A run of records:

--- Start ---

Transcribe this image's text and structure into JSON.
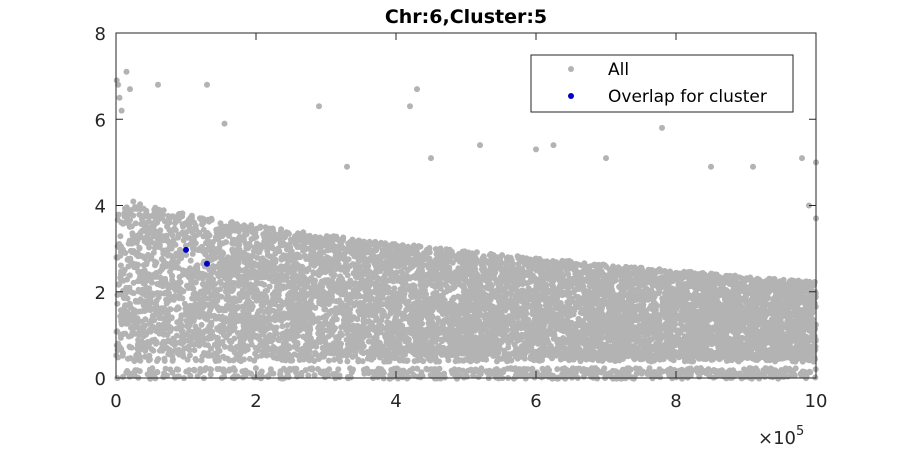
{
  "chart_data": {
    "type": "scatter",
    "title": "Chr:6,Cluster:5",
    "xlabel": "",
    "ylabel": "",
    "xlim": [
      0,
      1000000
    ],
    "ylim": [
      0,
      8
    ],
    "x_ticks": [
      0,
      2,
      4,
      6,
      8,
      10
    ],
    "y_ticks": [
      0,
      2,
      4,
      6,
      8
    ],
    "x_exponent_label": "×10",
    "x_exponent_power": "5",
    "grid": false,
    "legend_position": "top-right",
    "series": [
      {
        "name": "All",
        "color": "#b3b3b3",
        "note": "dense cloud of points; sample outliers listed",
        "points": [
          [
            1000,
            6.9
          ],
          [
            3000,
            6.8
          ],
          [
            5000,
            6.5
          ],
          [
            8000,
            6.2
          ],
          [
            15000,
            7.1
          ],
          [
            20000,
            6.7
          ],
          [
            60000,
            6.8
          ],
          [
            130000,
            6.8
          ],
          [
            155000,
            5.9
          ],
          [
            290000,
            6.3
          ],
          [
            420000,
            6.3
          ],
          [
            430000,
            6.7
          ],
          [
            600000,
            5.3
          ],
          [
            625000,
            5.4
          ],
          [
            780000,
            5.8
          ],
          [
            850000,
            4.9
          ],
          [
            980000,
            5.1
          ],
          [
            1000000,
            5.0
          ],
          [
            990000,
            4.0
          ],
          [
            1000000,
            3.7
          ],
          [
            450000,
            5.1
          ],
          [
            520000,
            5.4
          ],
          [
            700000,
            5.1
          ],
          [
            910000,
            4.9
          ],
          [
            330000,
            4.9
          ]
        ]
      },
      {
        "name": "Overlap for cluster",
        "color": "#0000cc",
        "points": [
          [
            100000,
            2.97
          ],
          [
            130000,
            2.65
          ]
        ]
      }
    ]
  }
}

--- End ---

◆ Instructions to follow: Repeat each line of the records above exactly, but do not copy the pictures.

◆ Exercise response:
Transcribe this image's text and structure into JSON.
{
  "chart_data": {
    "type": "scatter",
    "title": "Chr:6,Cluster:5",
    "xlabel": "",
    "ylabel": "",
    "xlim": [
      0,
      1000000
    ],
    "ylim": [
      0,
      8
    ],
    "x_ticks": [
      0,
      2,
      4,
      6,
      8,
      10
    ],
    "y_ticks": [
      0,
      2,
      4,
      6,
      8
    ],
    "x_exponent_label": "×10",
    "x_exponent_power": "5",
    "grid": false,
    "legend_position": "top-right",
    "series": [
      {
        "name": "All",
        "color": "#b3b3b3",
        "note": "dense cloud of points; sample outliers listed",
        "points": [
          [
            1000,
            6.9
          ],
          [
            3000,
            6.8
          ],
          [
            5000,
            6.5
          ],
          [
            8000,
            6.2
          ],
          [
            15000,
            7.1
          ],
          [
            20000,
            6.7
          ],
          [
            60000,
            6.8
          ],
          [
            130000,
            6.8
          ],
          [
            155000,
            5.9
          ],
          [
            290000,
            6.3
          ],
          [
            420000,
            6.3
          ],
          [
            430000,
            6.7
          ],
          [
            600000,
            5.3
          ],
          [
            625000,
            5.4
          ],
          [
            780000,
            5.8
          ],
          [
            850000,
            4.9
          ],
          [
            980000,
            5.1
          ],
          [
            1000000,
            5.0
          ],
          [
            990000,
            4.0
          ],
          [
            1000000,
            3.7
          ],
          [
            450000,
            5.1
          ],
          [
            520000,
            5.4
          ],
          [
            700000,
            5.1
          ],
          [
            910000,
            4.9
          ],
          [
            330000,
            4.9
          ]
        ]
      },
      {
        "name": "Overlap for cluster",
        "color": "#0000cc",
        "points": [
          [
            100000,
            2.97
          ],
          [
            130000,
            2.65
          ]
        ]
      }
    ]
  }
}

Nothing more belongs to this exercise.